* Start PROVIDED RECORDS *

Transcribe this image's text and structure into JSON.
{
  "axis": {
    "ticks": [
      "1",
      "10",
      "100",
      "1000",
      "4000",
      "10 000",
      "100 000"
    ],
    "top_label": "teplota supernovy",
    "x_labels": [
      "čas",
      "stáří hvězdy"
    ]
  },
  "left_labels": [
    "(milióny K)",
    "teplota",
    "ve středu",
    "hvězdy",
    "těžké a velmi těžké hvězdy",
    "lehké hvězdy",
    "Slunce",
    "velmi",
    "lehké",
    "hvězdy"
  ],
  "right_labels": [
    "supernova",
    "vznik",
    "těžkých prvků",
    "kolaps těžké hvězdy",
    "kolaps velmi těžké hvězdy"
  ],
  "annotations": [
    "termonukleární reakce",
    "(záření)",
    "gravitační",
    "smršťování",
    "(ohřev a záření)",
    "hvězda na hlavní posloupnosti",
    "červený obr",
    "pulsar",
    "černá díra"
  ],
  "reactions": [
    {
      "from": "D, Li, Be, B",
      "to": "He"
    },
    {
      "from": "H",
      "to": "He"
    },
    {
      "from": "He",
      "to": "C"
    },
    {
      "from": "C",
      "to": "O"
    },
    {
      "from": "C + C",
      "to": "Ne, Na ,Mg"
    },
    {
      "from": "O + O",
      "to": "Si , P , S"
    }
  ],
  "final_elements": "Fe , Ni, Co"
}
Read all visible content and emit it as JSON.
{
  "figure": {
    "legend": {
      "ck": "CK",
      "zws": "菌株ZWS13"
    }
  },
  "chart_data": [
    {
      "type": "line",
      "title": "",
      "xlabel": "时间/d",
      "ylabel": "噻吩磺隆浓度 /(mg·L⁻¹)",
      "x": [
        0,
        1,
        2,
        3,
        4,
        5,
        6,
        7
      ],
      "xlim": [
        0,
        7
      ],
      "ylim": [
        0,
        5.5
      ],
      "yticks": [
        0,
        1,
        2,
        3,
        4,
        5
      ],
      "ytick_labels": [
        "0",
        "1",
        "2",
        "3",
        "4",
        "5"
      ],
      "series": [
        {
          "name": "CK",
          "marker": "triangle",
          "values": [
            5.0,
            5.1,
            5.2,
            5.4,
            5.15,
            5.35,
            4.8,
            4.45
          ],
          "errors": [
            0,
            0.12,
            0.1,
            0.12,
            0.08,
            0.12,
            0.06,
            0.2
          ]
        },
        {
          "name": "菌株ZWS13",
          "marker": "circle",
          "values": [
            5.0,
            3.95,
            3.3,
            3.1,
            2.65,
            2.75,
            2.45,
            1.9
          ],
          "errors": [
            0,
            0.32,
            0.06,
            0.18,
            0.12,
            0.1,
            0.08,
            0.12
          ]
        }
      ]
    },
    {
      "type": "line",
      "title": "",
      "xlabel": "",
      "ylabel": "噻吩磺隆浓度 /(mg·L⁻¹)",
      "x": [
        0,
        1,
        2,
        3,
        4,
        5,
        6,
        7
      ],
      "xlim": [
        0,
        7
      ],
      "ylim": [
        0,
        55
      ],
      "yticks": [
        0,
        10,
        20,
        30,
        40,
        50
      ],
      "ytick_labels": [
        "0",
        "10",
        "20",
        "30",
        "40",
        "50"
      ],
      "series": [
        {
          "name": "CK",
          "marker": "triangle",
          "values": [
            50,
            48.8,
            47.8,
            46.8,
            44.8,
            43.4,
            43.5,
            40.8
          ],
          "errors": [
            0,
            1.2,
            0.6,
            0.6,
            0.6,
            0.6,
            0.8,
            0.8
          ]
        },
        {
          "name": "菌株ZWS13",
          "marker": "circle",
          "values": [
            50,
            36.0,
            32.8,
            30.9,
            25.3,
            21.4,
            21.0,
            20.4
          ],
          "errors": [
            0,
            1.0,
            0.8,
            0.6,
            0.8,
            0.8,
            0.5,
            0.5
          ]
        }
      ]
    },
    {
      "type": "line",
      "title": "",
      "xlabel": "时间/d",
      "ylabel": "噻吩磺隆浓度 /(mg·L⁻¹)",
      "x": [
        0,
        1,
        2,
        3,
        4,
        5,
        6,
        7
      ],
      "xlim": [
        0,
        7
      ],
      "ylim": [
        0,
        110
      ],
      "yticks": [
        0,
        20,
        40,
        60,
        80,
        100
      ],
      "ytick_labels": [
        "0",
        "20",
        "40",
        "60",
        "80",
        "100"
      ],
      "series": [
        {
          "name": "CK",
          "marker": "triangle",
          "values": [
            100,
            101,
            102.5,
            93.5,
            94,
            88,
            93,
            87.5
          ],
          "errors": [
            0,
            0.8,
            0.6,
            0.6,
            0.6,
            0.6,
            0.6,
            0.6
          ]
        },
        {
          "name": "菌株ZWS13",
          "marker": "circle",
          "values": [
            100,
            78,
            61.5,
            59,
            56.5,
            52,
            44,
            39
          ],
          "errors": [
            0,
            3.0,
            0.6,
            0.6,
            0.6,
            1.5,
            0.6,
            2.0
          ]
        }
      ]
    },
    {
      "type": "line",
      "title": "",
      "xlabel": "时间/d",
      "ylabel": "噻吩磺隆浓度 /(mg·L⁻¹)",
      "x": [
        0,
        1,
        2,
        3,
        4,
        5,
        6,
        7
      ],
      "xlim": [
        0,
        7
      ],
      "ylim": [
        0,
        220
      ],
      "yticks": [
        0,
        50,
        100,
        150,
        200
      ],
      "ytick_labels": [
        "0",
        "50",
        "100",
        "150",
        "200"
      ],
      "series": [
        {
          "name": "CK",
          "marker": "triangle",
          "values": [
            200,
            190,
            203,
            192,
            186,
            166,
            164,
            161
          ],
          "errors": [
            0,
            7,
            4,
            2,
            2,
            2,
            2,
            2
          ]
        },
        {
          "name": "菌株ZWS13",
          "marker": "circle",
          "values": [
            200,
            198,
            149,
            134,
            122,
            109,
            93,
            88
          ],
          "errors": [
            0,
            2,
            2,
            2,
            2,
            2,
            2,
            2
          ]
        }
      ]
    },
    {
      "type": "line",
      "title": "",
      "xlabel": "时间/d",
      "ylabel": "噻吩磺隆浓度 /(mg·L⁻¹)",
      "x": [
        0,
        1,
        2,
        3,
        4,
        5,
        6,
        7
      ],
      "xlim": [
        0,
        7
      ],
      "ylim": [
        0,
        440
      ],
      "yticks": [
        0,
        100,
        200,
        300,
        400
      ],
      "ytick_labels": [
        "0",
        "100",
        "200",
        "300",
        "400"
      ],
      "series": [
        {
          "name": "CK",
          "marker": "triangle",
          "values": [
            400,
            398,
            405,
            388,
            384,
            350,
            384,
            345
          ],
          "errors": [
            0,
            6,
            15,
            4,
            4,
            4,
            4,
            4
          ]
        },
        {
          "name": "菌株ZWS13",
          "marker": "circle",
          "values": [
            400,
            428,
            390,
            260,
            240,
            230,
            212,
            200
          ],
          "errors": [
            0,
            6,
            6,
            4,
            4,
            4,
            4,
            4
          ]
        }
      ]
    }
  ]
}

* End PROVIDED RECORDS *

• SHORT TASK
Write out all the lines again, exactly as they are.

• TASK OUTPUT
Transcribe this image's text and structure into JSON.
{
  "axis": {
    "ticks": [
      "1",
      "10",
      "100",
      "1000",
      "4000",
      "10 000",
      "100 000"
    ],
    "top_label": "teplota supernovy",
    "x_labels": [
      "čas",
      "stáří hvězdy"
    ]
  },
  "left_labels": [
    "(milióny K)",
    "teplota",
    "ve středu",
    "hvězdy",
    "těžké a velmi těžké hvězdy",
    "lehké hvězdy",
    "Slunce",
    "velmi",
    "lehké",
    "hvězdy"
  ],
  "right_labels": [
    "supernova",
    "vznik",
    "těžkých prvků",
    "kolaps těžké hvězdy",
    "kolaps velmi těžké hvězdy"
  ],
  "annotations": [
    "termonukleární reakce",
    "(záření)",
    "gravitační",
    "smršťování",
    "(ohřev a záření)",
    "hvězda na hlavní posloupnosti",
    "červený obr",
    "pulsar",
    "černá díra"
  ],
  "reactions": [
    {
      "from": "D, Li, Be, B",
      "to": "He"
    },
    {
      "from": "H",
      "to": "He"
    },
    {
      "from": "He",
      "to": "C"
    },
    {
      "from": "C",
      "to": "O"
    },
    {
      "from": "C + C",
      "to": "Ne, Na ,Mg"
    },
    {
      "from": "O + O",
      "to": "Si , P , S"
    }
  ],
  "final_elements": "Fe , Ni, Co"
}
Read all visible content and emit it as JSON.
{
  "figure": {
    "legend": {
      "ck": "CK",
      "zws": "菌株ZWS13"
    }
  },
  "chart_data": [
    {
      "type": "line",
      "title": "",
      "xlabel": "时间/d",
      "ylabel": "噻吩磺隆浓度 /(mg·L⁻¹)",
      "x": [
        0,
        1,
        2,
        3,
        4,
        5,
        6,
        7
      ],
      "xlim": [
        0,
        7
      ],
      "ylim": [
        0,
        5.5
      ],
      "yticks": [
        0,
        1,
        2,
        3,
        4,
        5
      ],
      "ytick_labels": [
        "0",
        "1",
        "2",
        "3",
        "4",
        "5"
      ],
      "series": [
        {
          "name": "CK",
          "marker": "triangle",
          "values": [
            5.0,
            5.1,
            5.2,
            5.4,
            5.15,
            5.35,
            4.8,
            4.45
          ],
          "errors": [
            0,
            0.12,
            0.1,
            0.12,
            0.08,
            0.12,
            0.06,
            0.2
          ]
        },
        {
          "name": "菌株ZWS13",
          "marker": "circle",
          "values": [
            5.0,
            3.95,
            3.3,
            3.1,
            2.65,
            2.75,
            2.45,
            1.9
          ],
          "errors": [
            0,
            0.32,
            0.06,
            0.18,
            0.12,
            0.1,
            0.08,
            0.12
          ]
        }
      ]
    },
    {
      "type": "line",
      "title": "",
      "xlabel": "",
      "ylabel": "噻吩磺隆浓度 /(mg·L⁻¹)",
      "x": [
        0,
        1,
        2,
        3,
        4,
        5,
        6,
        7
      ],
      "xlim": [
        0,
        7
      ],
      "ylim": [
        0,
        55
      ],
      "yticks": [
        0,
        10,
        20,
        30,
        40,
        50
      ],
      "ytick_labels": [
        "0",
        "10",
        "20",
        "30",
        "40",
        "50"
      ],
      "series": [
        {
          "name": "CK",
          "marker": "triangle",
          "values": [
            50,
            48.8,
            47.8,
            46.8,
            44.8,
            43.4,
            43.5,
            40.8
          ],
          "errors": [
            0,
            1.2,
            0.6,
            0.6,
            0.6,
            0.6,
            0.8,
            0.8
          ]
        },
        {
          "name": "菌株ZWS13",
          "marker": "circle",
          "values": [
            50,
            36.0,
            32.8,
            30.9,
            25.3,
            21.4,
            21.0,
            20.4
          ],
          "errors": [
            0,
            1.0,
            0.8,
            0.6,
            0.8,
            0.8,
            0.5,
            0.5
          ]
        }
      ]
    },
    {
      "type": "line",
      "title": "",
      "xlabel": "时间/d",
      "ylabel": "噻吩磺隆浓度 /(mg·L⁻¹)",
      "x": [
        0,
        1,
        2,
        3,
        4,
        5,
        6,
        7
      ],
      "xlim": [
        0,
        7
      ],
      "ylim": [
        0,
        110
      ],
      "yticks": [
        0,
        20,
        40,
        60,
        80,
        100
      ],
      "ytick_labels": [
        "0",
        "20",
        "40",
        "60",
        "80",
        "100"
      ],
      "series": [
        {
          "name": "CK",
          "marker": "triangle",
          "values": [
            100,
            101,
            102.5,
            93.5,
            94,
            88,
            93,
            87.5
          ],
          "errors": [
            0,
            0.8,
            0.6,
            0.6,
            0.6,
            0.6,
            0.6,
            0.6
          ]
        },
        {
          "name": "菌株ZWS13",
          "marker": "circle",
          "values": [
            100,
            78,
            61.5,
            59,
            56.5,
            52,
            44,
            39
          ],
          "errors": [
            0,
            3.0,
            0.6,
            0.6,
            0.6,
            1.5,
            0.6,
            2.0
          ]
        }
      ]
    },
    {
      "type": "line",
      "title": "",
      "xlabel": "时间/d",
      "ylabel": "噻吩磺隆浓度 /(mg·L⁻¹)",
      "x": [
        0,
        1,
        2,
        3,
        4,
        5,
        6,
        7
      ],
      "xlim": [
        0,
        7
      ],
      "ylim": [
        0,
        220
      ],
      "yticks": [
        0,
        50,
        100,
        150,
        200
      ],
      "ytick_labels": [
        "0",
        "50",
        "100",
        "150",
        "200"
      ],
      "series": [
        {
          "name": "CK",
          "marker": "triangle",
          "values": [
            200,
            190,
            203,
            192,
            186,
            166,
            164,
            161
          ],
          "errors": [
            0,
            7,
            4,
            2,
            2,
            2,
            2,
            2
          ]
        },
        {
          "name": "菌株ZWS13",
          "marker": "circle",
          "values": [
            200,
            198,
            149,
            134,
            122,
            109,
            93,
            88
          ],
          "errors": [
            0,
            2,
            2,
            2,
            2,
            2,
            2,
            2
          ]
        }
      ]
    },
    {
      "type": "line",
      "title": "",
      "xlabel": "时间/d",
      "ylabel": "噻吩磺隆浓度 /(mg·L⁻¹)",
      "x": [
        0,
        1,
        2,
        3,
        4,
        5,
        6,
        7
      ],
      "xlim": [
        0,
        7
      ],
      "ylim": [
        0,
        440
      ],
      "yticks": [
        0,
        100,
        200,
        300,
        400
      ],
      "ytick_labels": [
        "0",
        "100",
        "200",
        "300",
        "400"
      ],
      "series": [
        {
          "name": "CK",
          "marker": "triangle",
          "values": [
            400,
            398,
            405,
            388,
            384,
            350,
            384,
            345
          ],
          "errors": [
            0,
            6,
            15,
            4,
            4,
            4,
            4,
            4
          ]
        },
        {
          "name": "菌株ZWS13",
          "marker": "circle",
          "values": [
            400,
            428,
            390,
            260,
            240,
            230,
            212,
            200
          ],
          "errors": [
            0,
            6,
            6,
            4,
            4,
            4,
            4,
            4
          ]
        }
      ]
    }
  ]
}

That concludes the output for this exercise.